Task goal:
Copy out all lines in the data below containing the string "name".
──────────
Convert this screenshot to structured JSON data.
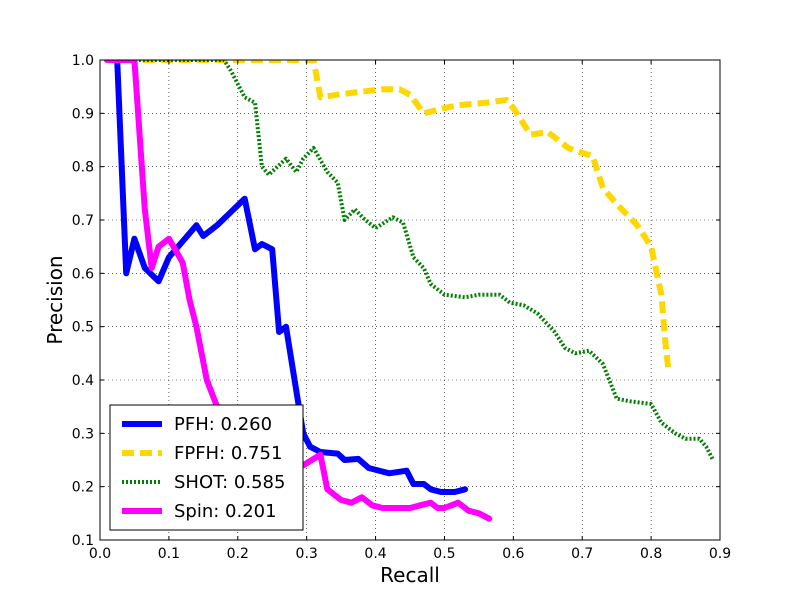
{
  "chart_data": {
    "type": "line",
    "title": "",
    "xlabel": "Recall",
    "ylabel": "Precision",
    "xlim": [
      0.0,
      0.9
    ],
    "ylim": [
      0.1,
      1.0
    ],
    "xticks": [
      "0.0",
      "0.1",
      "0.2",
      "0.3",
      "0.4",
      "0.5",
      "0.6",
      "0.7",
      "0.8",
      "0.9"
    ],
    "yticks": [
      "0.1",
      "0.2",
      "0.3",
      "0.4",
      "0.5",
      "0.6",
      "0.7",
      "0.8",
      "0.9",
      "1.0"
    ],
    "grid": true,
    "legend_position": "lower-left",
    "series": [
      {
        "name": "PFH: 0.260",
        "color": "#0000ff",
        "style": "solid",
        "points": [
          [
            0.025,
            1.0
          ],
          [
            0.038,
            0.6
          ],
          [
            0.05,
            0.665
          ],
          [
            0.065,
            0.61
          ],
          [
            0.085,
            0.585
          ],
          [
            0.1,
            0.63
          ],
          [
            0.12,
            0.66
          ],
          [
            0.14,
            0.69
          ],
          [
            0.15,
            0.67
          ],
          [
            0.17,
            0.69
          ],
          [
            0.19,
            0.715
          ],
          [
            0.21,
            0.74
          ],
          [
            0.225,
            0.645
          ],
          [
            0.235,
            0.655
          ],
          [
            0.25,
            0.645
          ],
          [
            0.26,
            0.49
          ],
          [
            0.27,
            0.5
          ],
          [
            0.285,
            0.38
          ],
          [
            0.295,
            0.3
          ],
          [
            0.305,
            0.275
          ],
          [
            0.32,
            0.265
          ],
          [
            0.345,
            0.262
          ],
          [
            0.355,
            0.25
          ],
          [
            0.375,
            0.252
          ],
          [
            0.39,
            0.235
          ],
          [
            0.42,
            0.225
          ],
          [
            0.445,
            0.23
          ],
          [
            0.455,
            0.205
          ],
          [
            0.47,
            0.205
          ],
          [
            0.48,
            0.195
          ],
          [
            0.495,
            0.19
          ],
          [
            0.515,
            0.19
          ],
          [
            0.53,
            0.195
          ]
        ]
      },
      {
        "name": "FPFH: 0.751",
        "color": "#ffd700",
        "style": "dashed",
        "points": [
          [
            0.01,
            1.0
          ],
          [
            0.31,
            1.0
          ],
          [
            0.32,
            0.93
          ],
          [
            0.345,
            0.935
          ],
          [
            0.375,
            0.94
          ],
          [
            0.41,
            0.945
          ],
          [
            0.435,
            0.945
          ],
          [
            0.45,
            0.935
          ],
          [
            0.47,
            0.9
          ],
          [
            0.5,
            0.91
          ],
          [
            0.52,
            0.915
          ],
          [
            0.56,
            0.92
          ],
          [
            0.59,
            0.925
          ],
          [
            0.6,
            0.91
          ],
          [
            0.625,
            0.86
          ],
          [
            0.65,
            0.865
          ],
          [
            0.68,
            0.835
          ],
          [
            0.69,
            0.83
          ],
          [
            0.715,
            0.82
          ],
          [
            0.73,
            0.76
          ],
          [
            0.75,
            0.73
          ],
          [
            0.78,
            0.69
          ],
          [
            0.8,
            0.65
          ],
          [
            0.815,
            0.56
          ],
          [
            0.82,
            0.48
          ],
          [
            0.825,
            0.42
          ]
        ]
      },
      {
        "name": "SHOT: 0.585",
        "color": "#008000",
        "style": "dotted",
        "points": [
          [
            0.01,
            1.0
          ],
          [
            0.18,
            1.0
          ],
          [
            0.19,
            0.98
          ],
          [
            0.21,
            0.93
          ],
          [
            0.225,
            0.92
          ],
          [
            0.235,
            0.8
          ],
          [
            0.245,
            0.785
          ],
          [
            0.27,
            0.815
          ],
          [
            0.285,
            0.79
          ],
          [
            0.295,
            0.815
          ],
          [
            0.31,
            0.835
          ],
          [
            0.33,
            0.79
          ],
          [
            0.345,
            0.77
          ],
          [
            0.355,
            0.7
          ],
          [
            0.37,
            0.72
          ],
          [
            0.385,
            0.7
          ],
          [
            0.4,
            0.685
          ],
          [
            0.425,
            0.705
          ],
          [
            0.44,
            0.695
          ],
          [
            0.455,
            0.63
          ],
          [
            0.47,
            0.61
          ],
          [
            0.48,
            0.58
          ],
          [
            0.5,
            0.56
          ],
          [
            0.53,
            0.555
          ],
          [
            0.55,
            0.56
          ],
          [
            0.58,
            0.56
          ],
          [
            0.595,
            0.545
          ],
          [
            0.615,
            0.54
          ],
          [
            0.635,
            0.525
          ],
          [
            0.66,
            0.49
          ],
          [
            0.675,
            0.46
          ],
          [
            0.69,
            0.45
          ],
          [
            0.71,
            0.455
          ],
          [
            0.73,
            0.43
          ],
          [
            0.75,
            0.365
          ],
          [
            0.77,
            0.36
          ],
          [
            0.8,
            0.355
          ],
          [
            0.815,
            0.32
          ],
          [
            0.835,
            0.3
          ],
          [
            0.85,
            0.29
          ],
          [
            0.87,
            0.29
          ],
          [
            0.88,
            0.275
          ],
          [
            0.89,
            0.25
          ]
        ]
      },
      {
        "name": "Spin: 0.201",
        "color": "#ff00ff",
        "style": "solid",
        "points": [
          [
            0.01,
            1.0
          ],
          [
            0.05,
            1.0
          ],
          [
            0.065,
            0.72
          ],
          [
            0.075,
            0.61
          ],
          [
            0.085,
            0.65
          ],
          [
            0.1,
            0.665
          ],
          [
            0.12,
            0.62
          ],
          [
            0.13,
            0.55
          ],
          [
            0.14,
            0.5
          ],
          [
            0.155,
            0.4
          ],
          [
            0.17,
            0.35
          ],
          [
            0.185,
            0.345
          ],
          [
            0.2,
            0.325
          ],
          [
            0.215,
            0.3
          ],
          [
            0.23,
            0.28
          ],
          [
            0.245,
            0.26
          ],
          [
            0.265,
            0.25
          ],
          [
            0.28,
            0.24
          ],
          [
            0.295,
            0.24
          ],
          [
            0.32,
            0.26
          ],
          [
            0.33,
            0.195
          ],
          [
            0.35,
            0.175
          ],
          [
            0.365,
            0.17
          ],
          [
            0.38,
            0.18
          ],
          [
            0.395,
            0.165
          ],
          [
            0.41,
            0.16
          ],
          [
            0.43,
            0.16
          ],
          [
            0.45,
            0.16
          ],
          [
            0.465,
            0.165
          ],
          [
            0.48,
            0.17
          ],
          [
            0.49,
            0.16
          ],
          [
            0.5,
            0.16
          ],
          [
            0.52,
            0.17
          ],
          [
            0.535,
            0.155
          ],
          [
            0.55,
            0.15
          ],
          [
            0.565,
            0.14
          ]
        ]
      }
    ]
  }
}
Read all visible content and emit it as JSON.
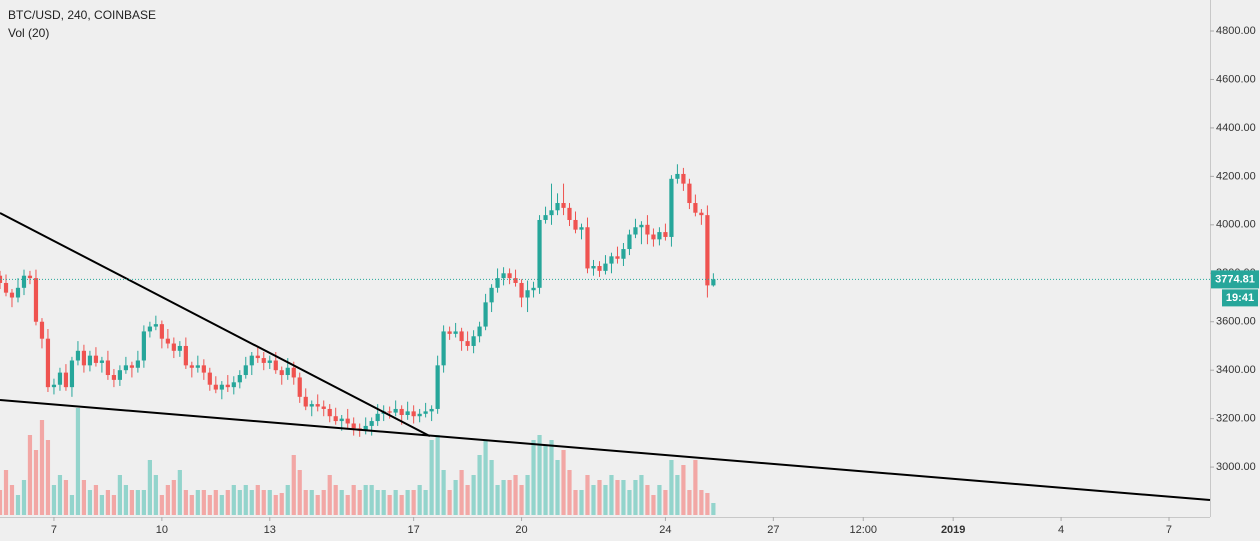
{
  "chart_data": {
    "type": "candlestick",
    "title": "BTC/USD, 240, COINBASE",
    "subtitle": "Vol (20)",
    "last_price": 3774.81,
    "countdown": "19:41",
    "up_color": "#26a69a",
    "down_color": "#ef5350",
    "volume_up_color": "#93d4cc",
    "volume_down_color": "#f2a7a5",
    "trendline_color": "#000000",
    "grid": false,
    "xlim": [
      5.5,
      39.14
    ],
    "ylim": [
      2794,
      4928
    ],
    "xticks": [
      7,
      10,
      13,
      17,
      20,
      24,
      27,
      {
        "value": 29.5,
        "label": "12:00"
      },
      {
        "value": 32,
        "label": "2019"
      },
      {
        "value": 35,
        "label": "4"
      },
      {
        "value": 38,
        "label": "7"
      }
    ],
    "yticks": [
      {
        "value": 3000,
        "label": "3000.00"
      },
      {
        "value": 3200,
        "label": "3200.00"
      },
      {
        "value": 3400,
        "label": "3400.00"
      },
      {
        "value": 3600,
        "label": "3600.00"
      },
      {
        "value": 3800,
        "label": "3800.00"
      },
      {
        "value": 4000,
        "label": "4000.00"
      },
      {
        "value": 4200,
        "label": "4200.00"
      },
      {
        "value": 4400,
        "label": "4400.00"
      },
      {
        "value": 4600,
        "label": "4600.00"
      },
      {
        "value": 4800,
        "label": "4800.00"
      }
    ],
    "x": [
      5.5,
      5.667,
      5.833,
      6,
      6.167,
      6.333,
      6.5,
      6.667,
      6.833,
      7,
      7.167,
      7.333,
      7.5,
      7.667,
      7.833,
      8,
      8.167,
      8.333,
      8.5,
      8.667,
      8.833,
      9,
      9.167,
      9.333,
      9.5,
      9.667,
      9.833,
      10,
      10.167,
      10.333,
      10.5,
      10.667,
      10.833,
      11,
      11.167,
      11.333,
      11.5,
      11.667,
      11.833,
      12,
      12.167,
      12.333,
      12.5,
      12.667,
      12.833,
      13,
      13.167,
      13.333,
      13.5,
      13.667,
      13.833,
      14,
      14.167,
      14.333,
      14.5,
      14.667,
      14.833,
      15,
      15.167,
      15.333,
      15.5,
      15.667,
      15.833,
      16,
      16.167,
      16.333,
      16.5,
      16.667,
      16.833,
      17,
      17.167,
      17.333,
      17.5,
      17.667,
      17.833,
      18,
      18.167,
      18.333,
      18.5,
      18.667,
      18.833,
      19,
      19.167,
      19.333,
      19.5,
      19.667,
      19.833,
      20,
      20.167,
      20.333,
      20.5,
      20.667,
      20.833,
      21,
      21.167,
      21.333,
      21.5,
      21.667,
      21.833,
      22,
      22.167,
      22.333,
      22.5,
      22.667,
      22.833,
      23,
      23.167,
      23.333,
      23.5,
      23.667,
      23.833,
      24,
      24.167,
      24.333,
      24.5,
      24.667,
      24.833,
      25,
      25.167,
      25.333
    ],
    "open": [
      3790,
      3760,
      3720,
      3700,
      3740,
      3790,
      3780,
      3600,
      3530,
      3330,
      3340,
      3390,
      3330,
      3440,
      3480,
      3420,
      3460,
      3430,
      3440,
      3380,
      3360,
      3400,
      3420,
      3410,
      3440,
      3560,
      3580,
      3590,
      3530,
      3510,
      3480,
      3500,
      3420,
      3410,
      3420,
      3390,
      3340,
      3320,
      3340,
      3330,
      3350,
      3380,
      3420,
      3460,
      3450,
      3430,
      3440,
      3400,
      3380,
      3410,
      3370,
      3290,
      3250,
      3260,
      3250,
      3240,
      3210,
      3190,
      3200,
      3180,
      3160,
      3150,
      3170,
      3190,
      3220,
      3230,
      3225,
      3240,
      3215,
      3230,
      3210,
      3220,
      3230,
      3240,
      3420,
      3560,
      3550,
      3560,
      3520,
      3500,
      3540,
      3580,
      3680,
      3740,
      3780,
      3800,
      3780,
      3760,
      3700,
      3730,
      3740,
      4020,
      4040,
      4060,
      4090,
      4070,
      4020,
      3980,
      3990,
      3820,
      3830,
      3810,
      3840,
      3870,
      3860,
      3900,
      3960,
      3990,
      4000,
      3960,
      3940,
      3970,
      3950,
      4190,
      4210,
      4170,
      4090,
      4050,
      4040,
      3750
    ],
    "high": [
      3810,
      3795,
      3735,
      3780,
      3815,
      3810,
      3815,
      3615,
      3570,
      3365,
      3410,
      3425,
      3455,
      3520,
      3505,
      3480,
      3495,
      3455,
      3480,
      3405,
      3420,
      3455,
      3435,
      3480,
      3585,
      3600,
      3625,
      3605,
      3570,
      3535,
      3520,
      3535,
      3435,
      3460,
      3445,
      3410,
      3375,
      3355,
      3380,
      3375,
      3400,
      3455,
      3475,
      3500,
      3475,
      3460,
      3475,
      3415,
      3450,
      3435,
      3390,
      3325,
      3275,
      3300,
      3275,
      3260,
      3245,
      3215,
      3240,
      3205,
      3180,
      3205,
      3205,
      3260,
      3255,
      3250,
      3275,
      3255,
      3270,
      3255,
      3240,
      3265,
      3255,
      3460,
      3585,
      3580,
      3595,
      3575,
      3560,
      3565,
      3600,
      3715,
      3755,
      3820,
      3825,
      3820,
      3815,
      3775,
      3770,
      3765,
      4040,
      4075,
      4170,
      4130,
      4170,
      4090,
      4055,
      4005,
      4030,
      3855,
      3850,
      3875,
      3885,
      3910,
      3925,
      3980,
      4025,
      4015,
      4040,
      3985,
      3990,
      4005,
      4205,
      4250,
      4235,
      4190,
      4125,
      4065,
      4080,
      3800
    ],
    "low": [
      3735,
      3705,
      3660,
      3680,
      3710,
      3755,
      3585,
      3490,
      3310,
      3300,
      3315,
      3315,
      3290,
      3420,
      3390,
      3395,
      3415,
      3390,
      3360,
      3330,
      3335,
      3385,
      3370,
      3390,
      3410,
      3535,
      3565,
      3490,
      3490,
      3450,
      3455,
      3405,
      3370,
      3390,
      3360,
      3315,
      3305,
      3280,
      3310,
      3300,
      3325,
      3365,
      3380,
      3430,
      3400,
      3405,
      3385,
      3340,
      3360,
      3340,
      3265,
      3235,
      3210,
      3230,
      3210,
      3185,
      3175,
      3150,
      3160,
      3130,
      3125,
      3135,
      3130,
      3170,
      3190,
      3200,
      3210,
      3175,
      3195,
      3180,
      3185,
      3205,
      3190,
      3220,
      3390,
      3525,
      3535,
      3480,
      3480,
      3470,
      3515,
      3565,
      3640,
      3720,
      3750,
      3755,
      3745,
      3660,
      3640,
      3700,
      3715,
      4005,
      4000,
      4040,
      4040,
      3995,
      3965,
      3940,
      3800,
      3790,
      3785,
      3795,
      3800,
      3840,
      3830,
      3875,
      3945,
      3920,
      3920,
      3910,
      3915,
      3935,
      3910,
      4170,
      4140,
      4065,
      4035,
      4000,
      3700,
      3745
    ],
    "close": [
      3760,
      3720,
      3700,
      3740,
      3790,
      3780,
      3600,
      3530,
      3330,
      3340,
      3390,
      3330,
      3440,
      3480,
      3420,
      3460,
      3430,
      3440,
      3380,
      3360,
      3400,
      3420,
      3410,
      3440,
      3560,
      3580,
      3590,
      3530,
      3510,
      3480,
      3500,
      3420,
      3410,
      3420,
      3390,
      3340,
      3320,
      3340,
      3330,
      3350,
      3380,
      3420,
      3460,
      3450,
      3430,
      3440,
      3400,
      3380,
      3410,
      3370,
      3290,
      3250,
      3260,
      3250,
      3240,
      3210,
      3190,
      3200,
      3180,
      3160,
      3150,
      3170,
      3190,
      3220,
      3230,
      3225,
      3240,
      3215,
      3230,
      3210,
      3220,
      3230,
      3240,
      3420,
      3560,
      3550,
      3560,
      3520,
      3500,
      3540,
      3580,
      3680,
      3740,
      3780,
      3800,
      3780,
      3760,
      3700,
      3730,
      3740,
      4020,
      4040,
      4060,
      4090,
      4070,
      4020,
      3980,
      3990,
      3820,
      3830,
      3810,
      3840,
      3870,
      3860,
      3900,
      3960,
      3990,
      4000,
      3960,
      3940,
      3970,
      3950,
      4190,
      4210,
      4170,
      4090,
      4050,
      4040,
      3750,
      3775
    ],
    "volume": [
      25,
      45,
      30,
      20,
      35,
      80,
      65,
      95,
      75,
      30,
      40,
      35,
      20,
      107,
      35,
      25,
      30,
      20,
      25,
      20,
      40,
      30,
      25,
      25,
      25,
      55,
      40,
      20,
      30,
      35,
      45,
      25,
      20,
      25,
      25,
      20,
      25,
      20,
      25,
      30,
      25,
      30,
      25,
      30,
      25,
      25,
      20,
      22,
      30,
      60,
      45,
      25,
      25,
      20,
      25,
      40,
      30,
      25,
      20,
      30,
      25,
      30,
      30,
      25,
      25,
      20,
      25,
      20,
      25,
      25,
      30,
      25,
      75,
      80,
      45,
      25,
      35,
      45,
      30,
      40,
      60,
      75,
      55,
      30,
      35,
      35,
      40,
      30,
      40,
      75,
      80,
      70,
      75,
      55,
      65,
      45,
      25,
      25,
      40,
      30,
      35,
      30,
      40,
      35,
      35,
      25,
      35,
      40,
      30,
      20,
      30,
      25,
      55,
      40,
      50,
      25,
      55,
      25,
      22,
      12
    ],
    "trendlines": [
      {
        "x": [
          5.5,
          17.45
        ],
        "y": [
          4049,
          3128
        ]
      },
      {
        "x": [
          5.5,
          39.14
        ],
        "y": [
          3277,
          2864
        ]
      }
    ]
  }
}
──────────
Exercise response:
        "name": "PFH: 0.260",
        "name": "FPFH: 0.751",
        "name": "SHOT: 0.585",
        "name": "Spin: 0.201",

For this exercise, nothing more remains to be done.